[Entries with figure data]

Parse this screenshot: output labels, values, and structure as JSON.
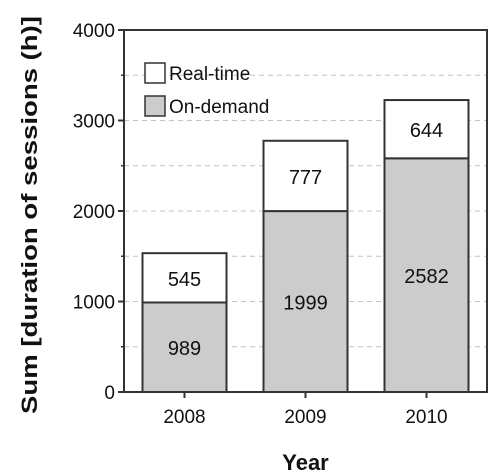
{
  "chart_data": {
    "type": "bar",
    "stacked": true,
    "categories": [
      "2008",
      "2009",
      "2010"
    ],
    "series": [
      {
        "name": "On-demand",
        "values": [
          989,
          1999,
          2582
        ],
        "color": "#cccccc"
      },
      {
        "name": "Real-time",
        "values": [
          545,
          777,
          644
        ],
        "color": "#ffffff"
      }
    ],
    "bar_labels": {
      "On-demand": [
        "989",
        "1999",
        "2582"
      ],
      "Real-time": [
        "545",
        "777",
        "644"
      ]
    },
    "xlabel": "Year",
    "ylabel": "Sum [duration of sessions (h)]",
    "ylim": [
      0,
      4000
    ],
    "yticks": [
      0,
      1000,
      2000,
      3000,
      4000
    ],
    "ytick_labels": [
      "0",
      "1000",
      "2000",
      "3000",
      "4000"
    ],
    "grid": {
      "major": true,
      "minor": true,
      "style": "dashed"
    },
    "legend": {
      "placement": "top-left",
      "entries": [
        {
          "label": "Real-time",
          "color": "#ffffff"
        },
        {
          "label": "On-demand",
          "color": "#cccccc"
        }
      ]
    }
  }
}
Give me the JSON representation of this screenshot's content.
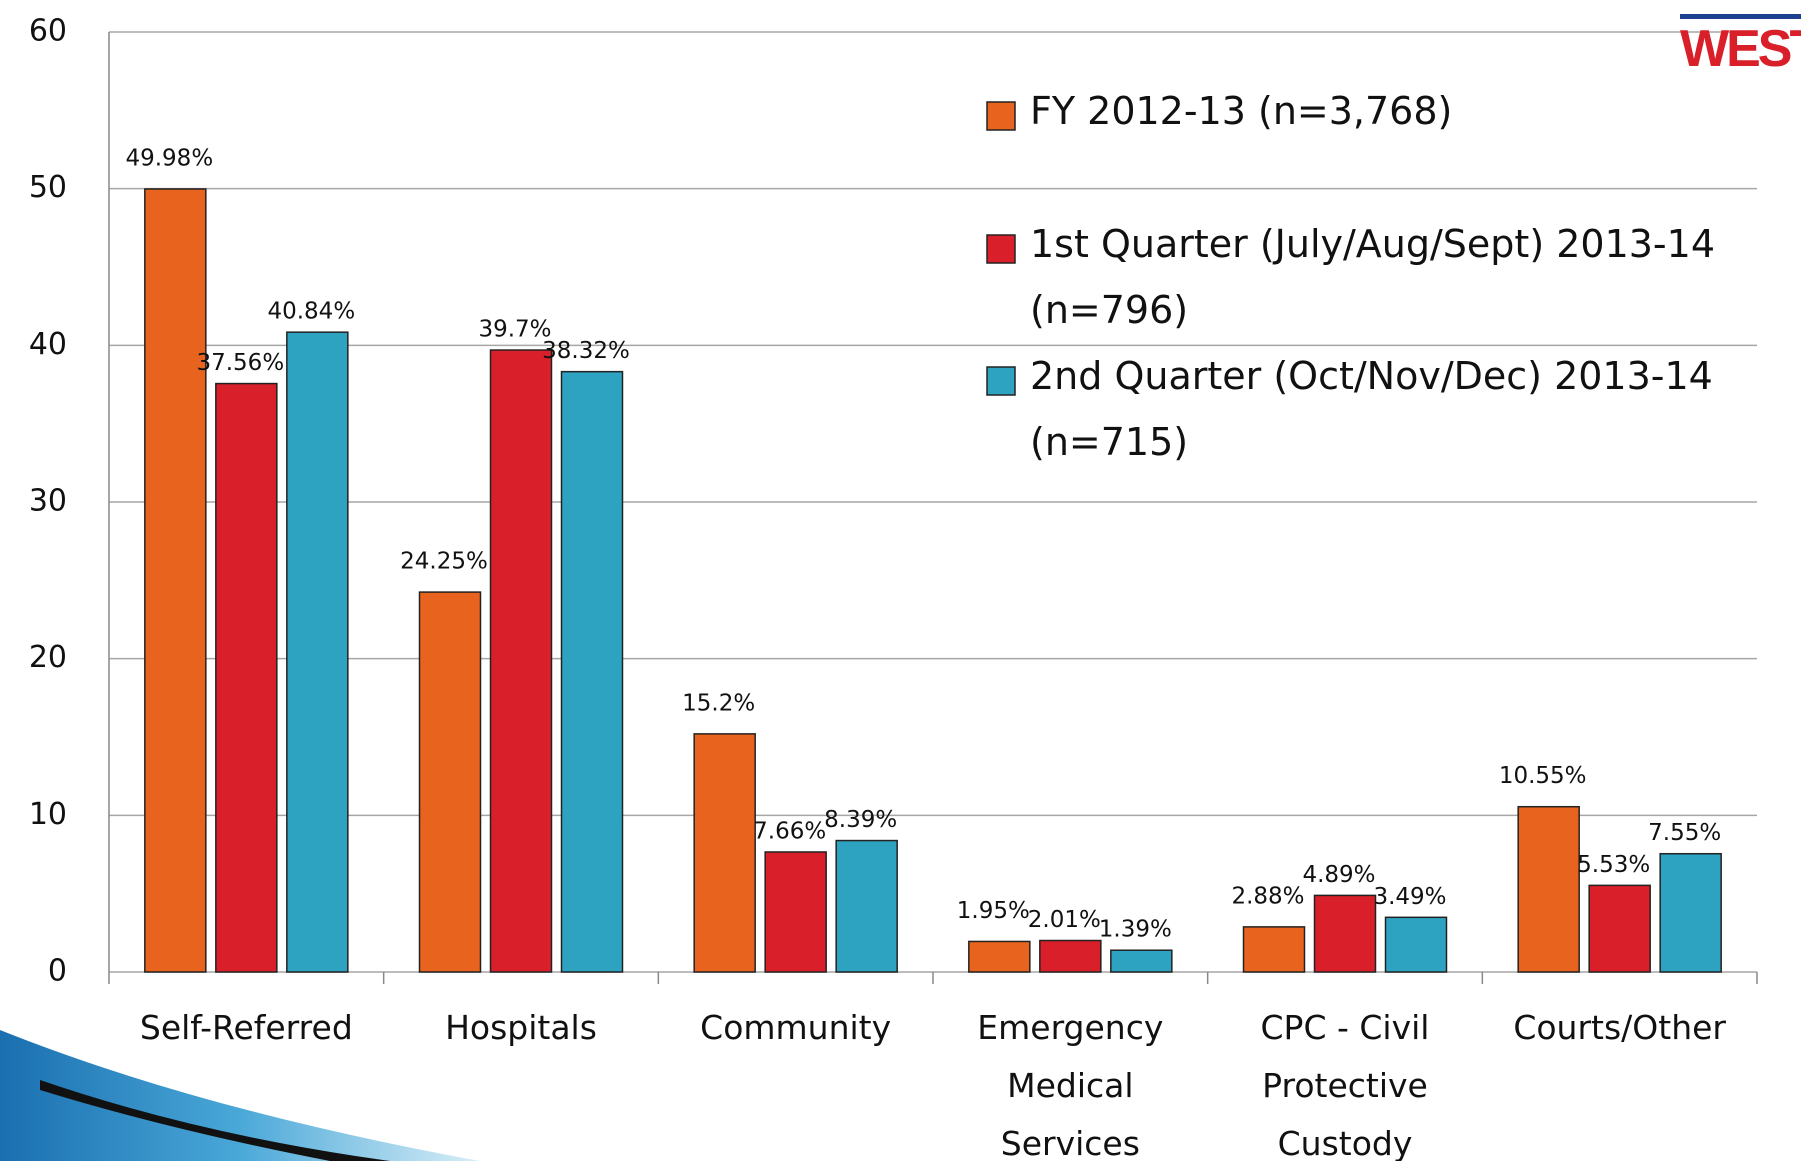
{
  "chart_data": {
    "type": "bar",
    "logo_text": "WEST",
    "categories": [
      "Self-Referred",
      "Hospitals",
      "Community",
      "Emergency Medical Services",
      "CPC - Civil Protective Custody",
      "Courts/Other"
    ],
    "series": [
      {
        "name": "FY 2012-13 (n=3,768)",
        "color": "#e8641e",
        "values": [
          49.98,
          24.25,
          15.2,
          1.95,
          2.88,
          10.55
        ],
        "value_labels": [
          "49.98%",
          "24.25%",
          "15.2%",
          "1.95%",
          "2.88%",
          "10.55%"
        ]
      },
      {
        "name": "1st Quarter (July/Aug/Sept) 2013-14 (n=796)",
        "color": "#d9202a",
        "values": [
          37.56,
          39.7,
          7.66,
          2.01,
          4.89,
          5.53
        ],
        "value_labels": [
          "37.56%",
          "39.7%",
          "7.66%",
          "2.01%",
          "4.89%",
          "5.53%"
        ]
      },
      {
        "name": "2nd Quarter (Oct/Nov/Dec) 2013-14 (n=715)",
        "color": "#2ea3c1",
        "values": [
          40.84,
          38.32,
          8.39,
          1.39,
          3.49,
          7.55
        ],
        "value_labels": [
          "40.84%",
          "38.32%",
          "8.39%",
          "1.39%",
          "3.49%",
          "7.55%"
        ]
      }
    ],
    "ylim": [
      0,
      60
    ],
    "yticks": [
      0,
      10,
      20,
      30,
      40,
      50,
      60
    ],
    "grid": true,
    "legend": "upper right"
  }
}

...

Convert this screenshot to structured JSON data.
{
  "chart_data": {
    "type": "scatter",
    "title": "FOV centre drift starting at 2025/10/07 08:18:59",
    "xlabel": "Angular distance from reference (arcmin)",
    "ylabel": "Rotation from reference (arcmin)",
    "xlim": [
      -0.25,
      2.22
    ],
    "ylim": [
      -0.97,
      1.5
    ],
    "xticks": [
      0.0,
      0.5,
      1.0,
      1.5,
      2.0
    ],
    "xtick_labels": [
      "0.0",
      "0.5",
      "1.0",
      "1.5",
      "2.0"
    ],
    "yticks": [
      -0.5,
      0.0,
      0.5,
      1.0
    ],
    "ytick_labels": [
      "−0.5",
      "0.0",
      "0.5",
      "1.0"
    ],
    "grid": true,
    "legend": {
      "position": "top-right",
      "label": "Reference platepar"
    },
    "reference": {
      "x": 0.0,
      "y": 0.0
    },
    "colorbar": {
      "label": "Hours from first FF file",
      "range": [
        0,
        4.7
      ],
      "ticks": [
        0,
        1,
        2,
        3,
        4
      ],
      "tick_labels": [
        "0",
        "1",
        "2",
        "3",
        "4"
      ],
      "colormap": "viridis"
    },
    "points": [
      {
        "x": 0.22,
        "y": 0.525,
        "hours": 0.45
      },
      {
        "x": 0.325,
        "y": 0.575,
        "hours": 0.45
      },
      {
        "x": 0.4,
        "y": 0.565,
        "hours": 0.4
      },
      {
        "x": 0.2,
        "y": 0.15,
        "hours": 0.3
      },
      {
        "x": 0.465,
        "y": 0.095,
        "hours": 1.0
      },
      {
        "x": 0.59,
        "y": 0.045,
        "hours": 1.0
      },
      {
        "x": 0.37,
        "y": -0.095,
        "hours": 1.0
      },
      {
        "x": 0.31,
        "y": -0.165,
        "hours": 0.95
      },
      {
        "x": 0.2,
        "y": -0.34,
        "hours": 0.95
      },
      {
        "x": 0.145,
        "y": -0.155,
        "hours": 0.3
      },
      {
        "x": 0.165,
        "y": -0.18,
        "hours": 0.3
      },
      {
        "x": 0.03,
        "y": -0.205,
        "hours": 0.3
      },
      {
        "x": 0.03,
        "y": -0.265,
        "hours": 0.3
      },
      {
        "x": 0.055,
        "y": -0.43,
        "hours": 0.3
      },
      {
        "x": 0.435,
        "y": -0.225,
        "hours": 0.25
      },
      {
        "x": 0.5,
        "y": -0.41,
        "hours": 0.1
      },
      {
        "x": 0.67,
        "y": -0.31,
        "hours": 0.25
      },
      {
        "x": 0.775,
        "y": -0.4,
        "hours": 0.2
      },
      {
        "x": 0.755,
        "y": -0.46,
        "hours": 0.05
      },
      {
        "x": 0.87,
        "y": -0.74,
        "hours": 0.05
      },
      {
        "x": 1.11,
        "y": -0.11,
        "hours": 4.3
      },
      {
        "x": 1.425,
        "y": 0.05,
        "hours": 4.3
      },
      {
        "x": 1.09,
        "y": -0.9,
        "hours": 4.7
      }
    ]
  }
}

Problem statement
Among the lines of the data, identify those with the word "name". Copy each of them.

Exercise response
        "name": "On-demand",
        "name": "Real-time",
        "name": "FY 2012-13 (n=3,768)",
        "name": "1st Quarter (July/Aug/Sept) 2013-14 (n=796)",
        "name": "2nd Quarter (Oct/Nov/Dec) 2013-14 (n=715)",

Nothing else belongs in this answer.